== Description of the task ==
Set down every entry word for word. Omit the pictures.

== Record list ==
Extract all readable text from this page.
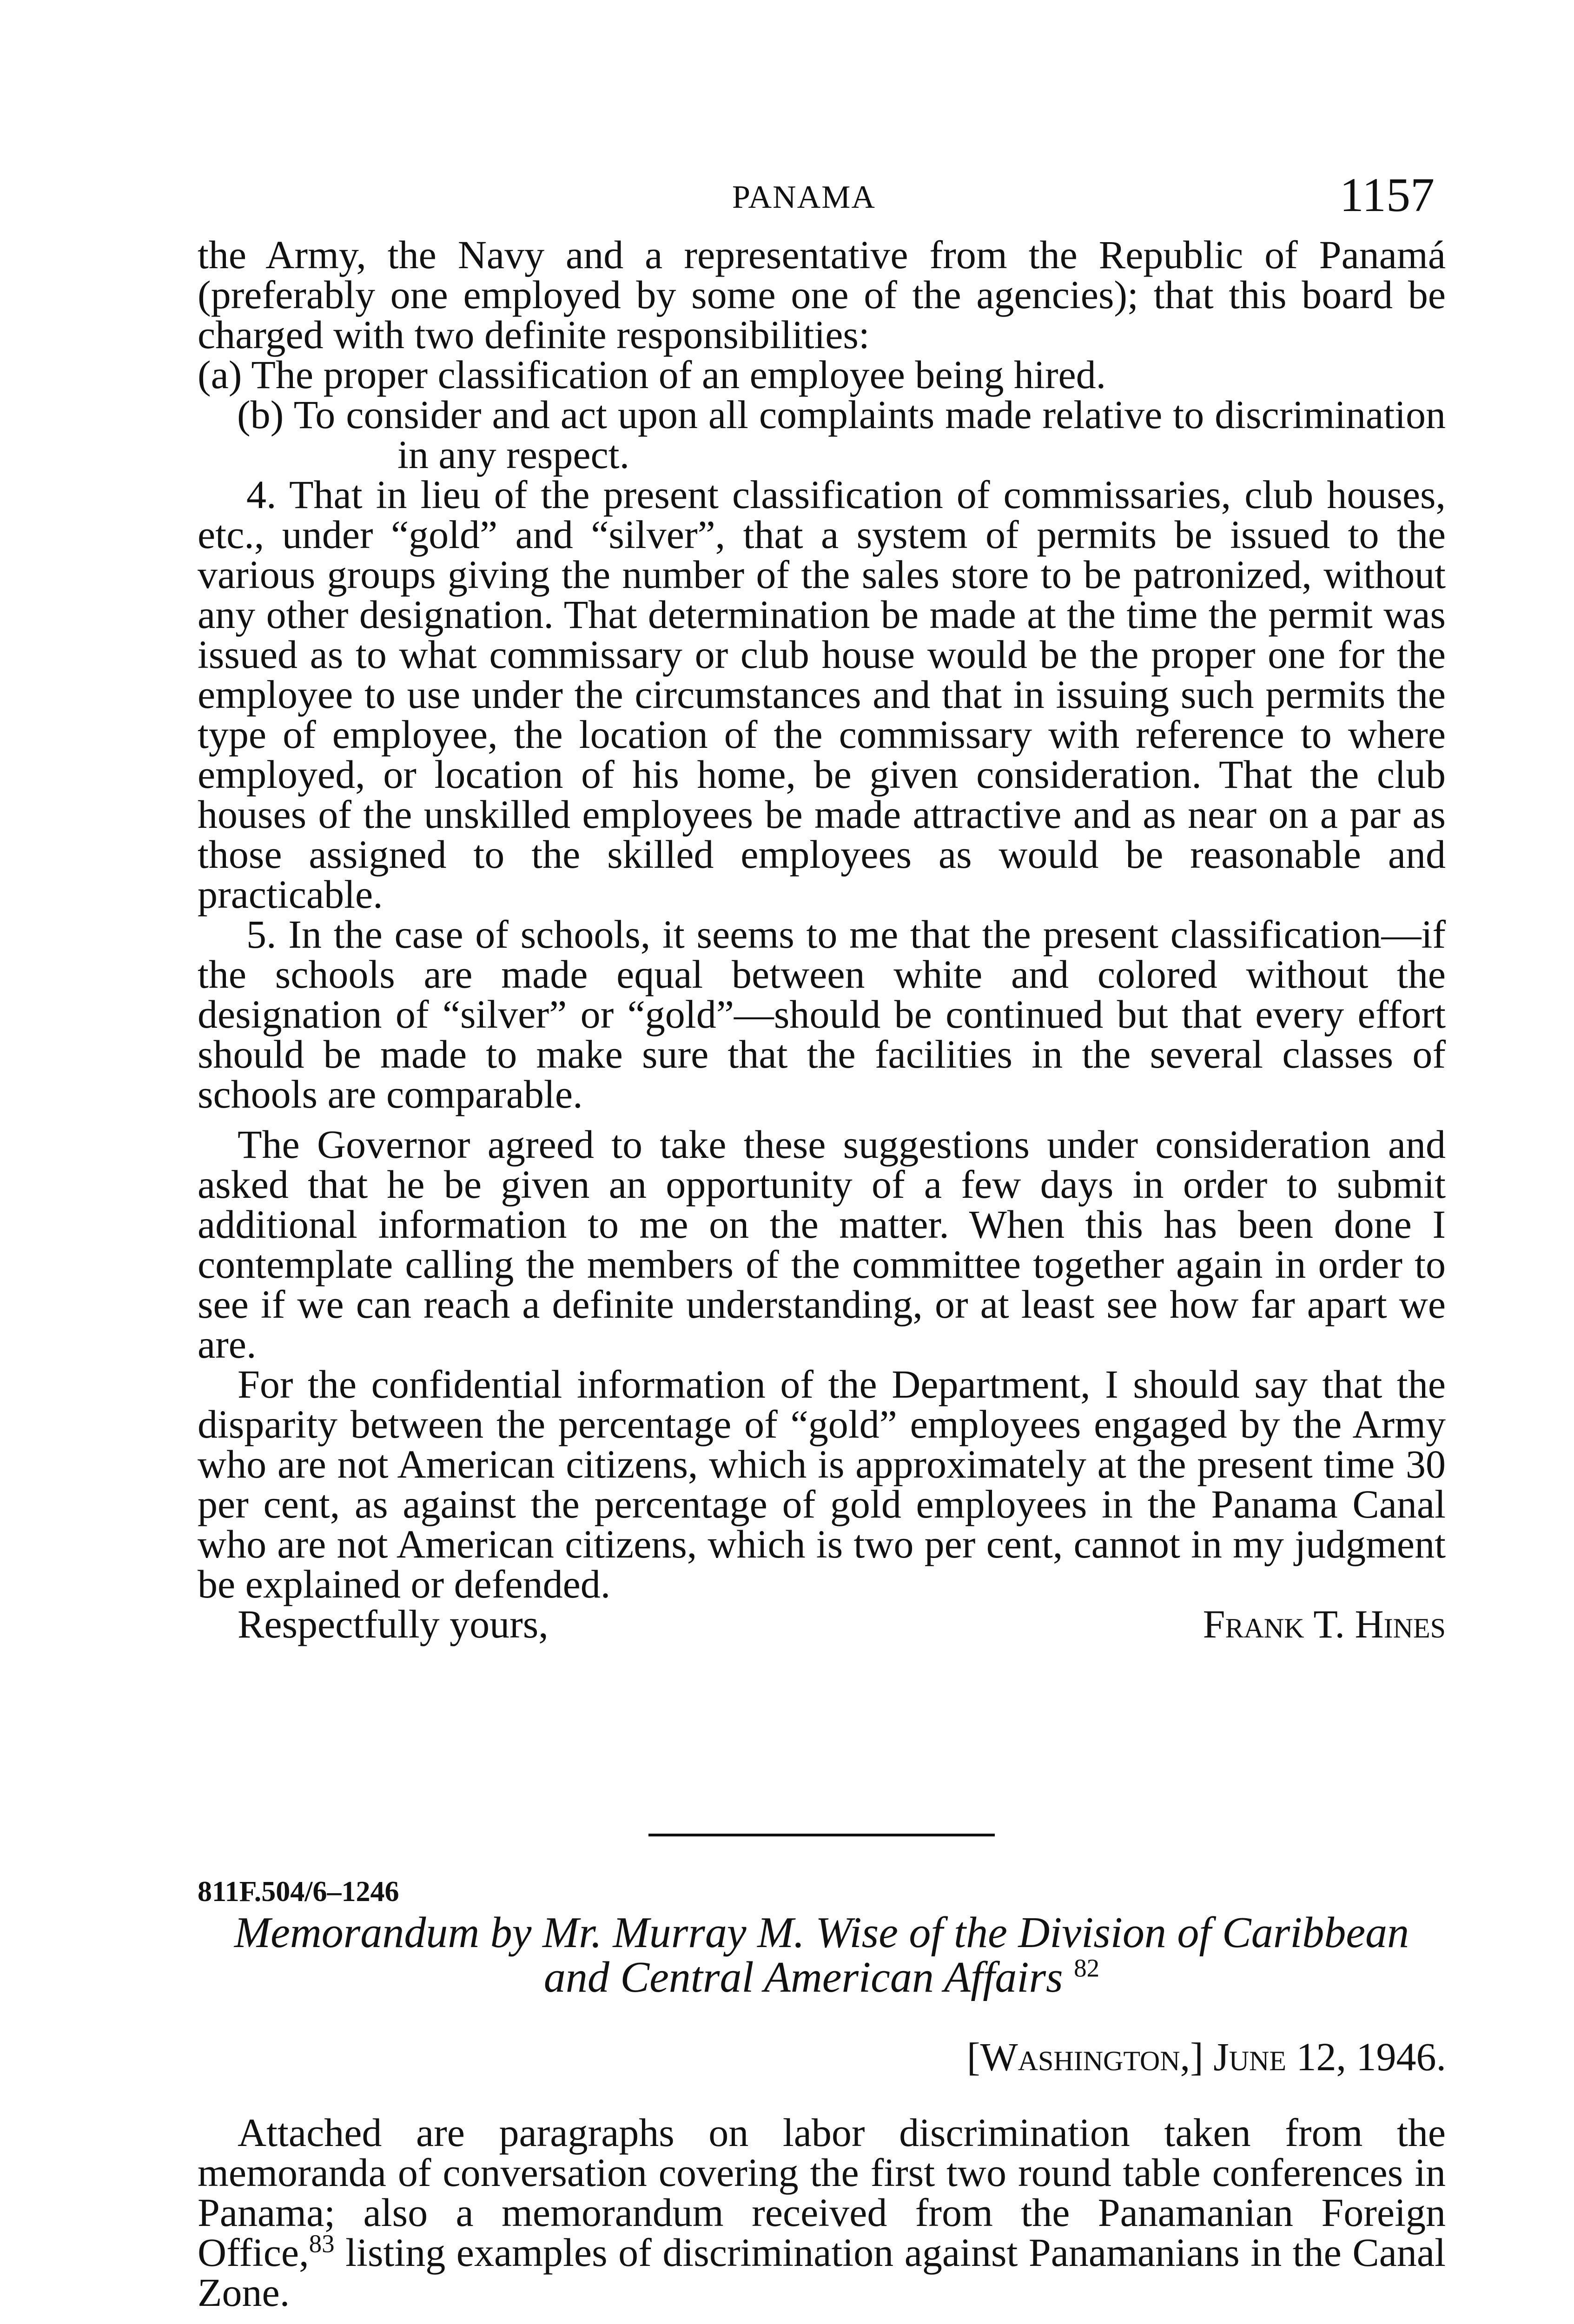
PANAMA	1157

the Army, the Navy and a representative from the Republic of Panamá (preferably one employed by some one of the agencies); that this board be charged with two definite responsibilities:

(a) The proper classification of an employee being hired.

(b) To consider and act upon all complaints made relative to discrimination in any respect.

4. That in lieu of the present classification of commissaries, club houses, etc., under “gold” and “silver”, that a system of permits be issued to the various groups giving the number of the sales store to be patronized, without any other designation. That determination be made at the time the permit was issued as to what commissary or club house would be the proper one for the employee to use under the circumstances and that in issuing such permits the type of employee, the location of the commissary with reference to where employed, or location of his home, be given consideration. That the club houses of the unskilled employees be made attractive and as near on a par as those assigned to the skilled employees as would be reasonable and practicable.

5. In the case of schools, it seems to me that the present classification—if the schools are made equal between white and colored without the designation of “silver” or “gold”—should be continued but that every effort should be made to make sure that the facilities in the several classes of schools are comparable.

The Governor agreed to take these suggestions under consideration and asked that he be given an opportunity of a few days in order to submit additional information to me on the matter. When this has been done I contemplate calling the members of the committee together again in order to see if we can reach a definite understanding, or at least see how far apart we are.

For the confidential information of the Department, I should say that the disparity between the percentage of “gold” employees engaged by the Army who are not American citizens, which is approximately at the present time 30 per cent, as against the percentage of gold employees in the Panama Canal who are not American citizens, which is two per cent, cannot in my judgment be explained or defended.

Respectfully yours,	Frank T. Hines
811F.504/6–1246
Memorandum by Mr. Murray M. Wise of the Division of Caribbean
and Central American Affairs $^{82}$
[Washington,] June 12, 1946.

Attached are paragraphs on labor discrimination taken from the memoranda of conversation covering the first two round table conferences in Panama; also a memorandum received from the Panamanian Foreign Office,$^{83}$ listing examples of discrimination against Panamanians in the Canal Zone.
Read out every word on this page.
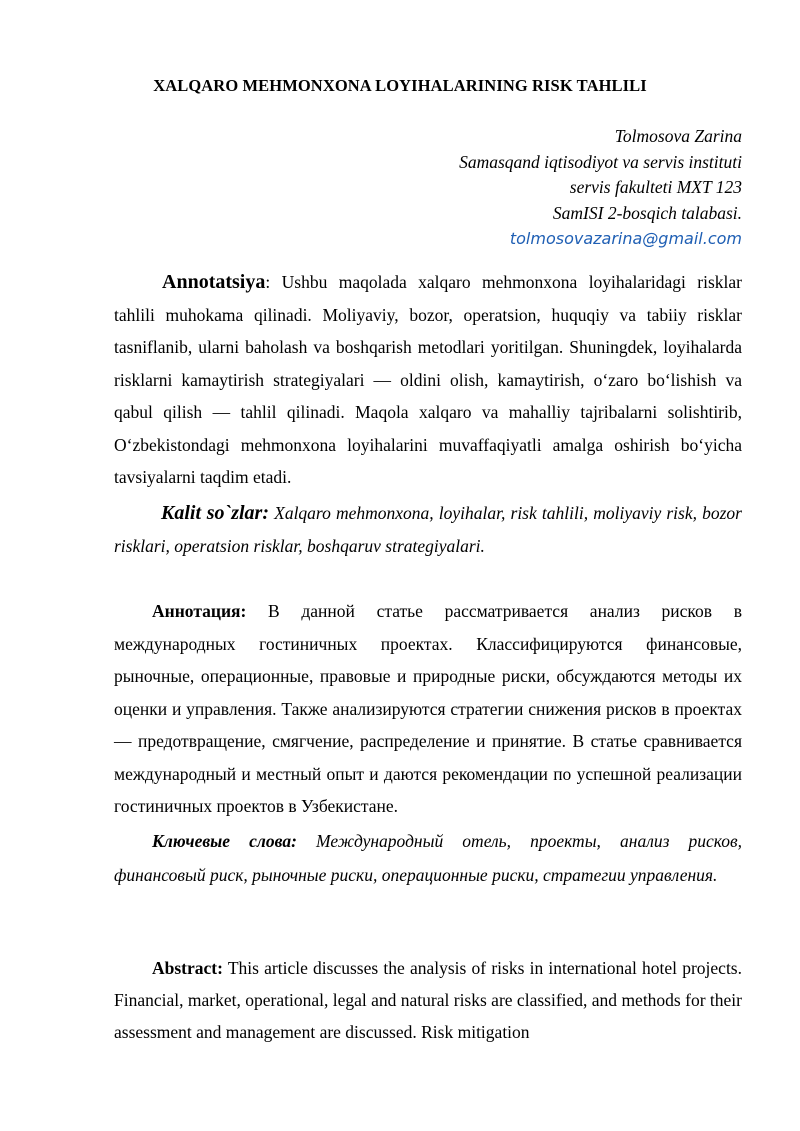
XALQARO MEHMONXONA LOYIHALARINING RISK TAHLILI
Tolmosova Zarina
Samasqand iqtisodiyot va servis instituti
servis fakulteti MXT 123
SamISI 2-bosqich talabasi.
tolmosovazarina@gmail.com
Annotatsiya: Ushbu maqolada xalqaro mehmonxona loyihalaridagi risklar tahlili muhokama qilinadi. Moliyaviy, bozor, operatsion, huquqiy va tabiiy risklar tasniflanib, ularni baholash va boshqarish metodlari yoritilgan. Shuningdek, loyihalarda risklarni kamaytirish strategiyalari — oldini olish, kamaytirish, o‘zaro bo‘lishish va qabul qilish — tahlil qilinadi. Maqola xalqaro va mahalliy tajribalarni solishtirib, O‘zbekistondagi mehmonxona loyihalarini muvaffaqiyatli amalga oshirish bo‘yicha tavsiyalarni taqdim etadi.
Kalit so`zlar: Xalqaro mehmonxona, loyihalar, risk tahlili, moliyaviy risk, bozor risklari, operatsion risklar, boshqaruv strategiyalari.
Аннотация: В данной статье рассматривается анализ рисков в международных гостиничных проектах. Классифицируются финансовые, рыночные, операционные, правовые и природные риски, обсуждаются методы их оценки и управления. Также анализируются стратегии снижения рисков в проектах — предотвращение, смягчение, распределение и принятие. В статье сравнивается международный и местный опыт и даются рекомендации по успешной реализации гостиничных проектов в Узбекистане.
Ключевые слова: Международный отель, проекты, анализ рисков, финансовый риск, рыночные риски, операционные риски, стратегии управления.
Abstract: This article discusses the analysis of risks in international hotel projects. Financial, market, operational, legal and natural risks are classified, and methods for their assessment and management are discussed. Risk mitigation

== Expected answer ==
Extract all readable text from this page.
PANAMA	1157

the Army, the Navy and a representative from the Republic of Panamá (preferably one employed by some one of the agencies); that this board be charged with two definite responsibilities:

(a) The proper classification of an employee being hired.

(b) To consider and act upon all complaints made relative to discrimination in any respect.

4. That in lieu of the present classification of commissaries, club houses, etc., under “gold” and “silver”, that a system of permits be issued to the various groups giving the number of the sales store to be patronized, without any other designation. That determination be made at the time the permit was issued as to what commissary or club house would be the proper one for the employee to use under the circumstances and that in issuing such permits the type of employee, the location of the commissary with reference to where employed, or location of his home, be given consideration. That the club houses of the unskilled employees be made attractive and as near on a par as those assigned to the skilled employees as would be reasonable and practicable.

5. In the case of schools, it seems to me that the present classification—if the schools are made equal between white and colored without the designation of “silver” or “gold”—should be continued but that every effort should be made to make sure that the facilities in the several classes of schools are comparable.

The Governor agreed to take these suggestions under consideration and asked that he be given an opportunity of a few days in order to submit additional information to me on the matter. When this has been done I contemplate calling the members of the committee together again in order to see if we can reach a definite understanding, or at least see how far apart we are.

For the confidential information of the Department, I should say that the disparity between the percentage of “gold” employees engaged by the Army who are not American citizens, which is approximately at the present time 30 per cent, as against the percentage of gold employees in the Panama Canal who are not American citizens, which is two per cent, cannot in my judgment be explained or defended.

Respectfully yours,	Frank T. Hines
811F.504/6–1246
Memorandum by Mr. Murray M. Wise of the Division of Caribbean
and Central American Affairs $^{82}$
[Washington,] June 12, 1946.

Attached are paragraphs on labor discrimination taken from the memoranda of conversation covering the first two round table conferences in Panama; also a memorandum received from the Panamanian Foreign Office,$^{83}$ listing examples of discrimination against Panamanians in the Canal Zone.
Read out every word on this page.
XALQARO MEHMONXONA LOYIHALARINING RISK TAHLILI
Tolmosova Zarina
Samasqand iqtisodiyot va servis instituti
servis fakulteti MXT 123
SamISI 2-bosqich talabasi.
tolmosovazarina@gmail.com
Annotatsiya: Ushbu maqolada xalqaro mehmonxona loyihalaridagi risklar tahlili muhokama qilinadi. Moliyaviy, bozor, operatsion, huquqiy va tabiiy risklar tasniflanib, ularni baholash va boshqarish metodlari yoritilgan. Shuningdek, loyihalarda risklarni kamaytirish strategiyalari — oldini olish, kamaytirish, o‘zaro bo‘lishish va qabul qilish — tahlil qilinadi. Maqola xalqaro va mahalliy tajribalarni solishtirib, O‘zbekistondagi mehmonxona loyihalarini muvaffaqiyatli amalga oshirish bo‘yicha tavsiyalarni taqdim etadi.
Kalit so`zlar: Xalqaro mehmonxona, loyihalar, risk tahlili, moliyaviy risk, bozor risklari, operatsion risklar, boshqaruv strategiyalari.
Аннотация: В данной статье рассматривается анализ рисков в международных гостиничных проектах. Классифицируются финансовые, рыночные, операционные, правовые и природные риски, обсуждаются методы их оценки и управления. Также анализируются стратегии снижения рисков в проектах — предотвращение, смягчение, распределение и принятие. В статье сравнивается международный и местный опыт и даются рекомендации по успешной реализации гостиничных проектов в Узбекистане.
Ключевые слова: Международный отель, проекты, анализ рисков, финансовый риск, рыночные риски, операционные риски, стратегии управления.
Abstract: This article discusses the analysis of risks in international hotel projects. Financial, market, operational, legal and natural risks are classified, and methods for their assessment and management are discussed. Risk mitigation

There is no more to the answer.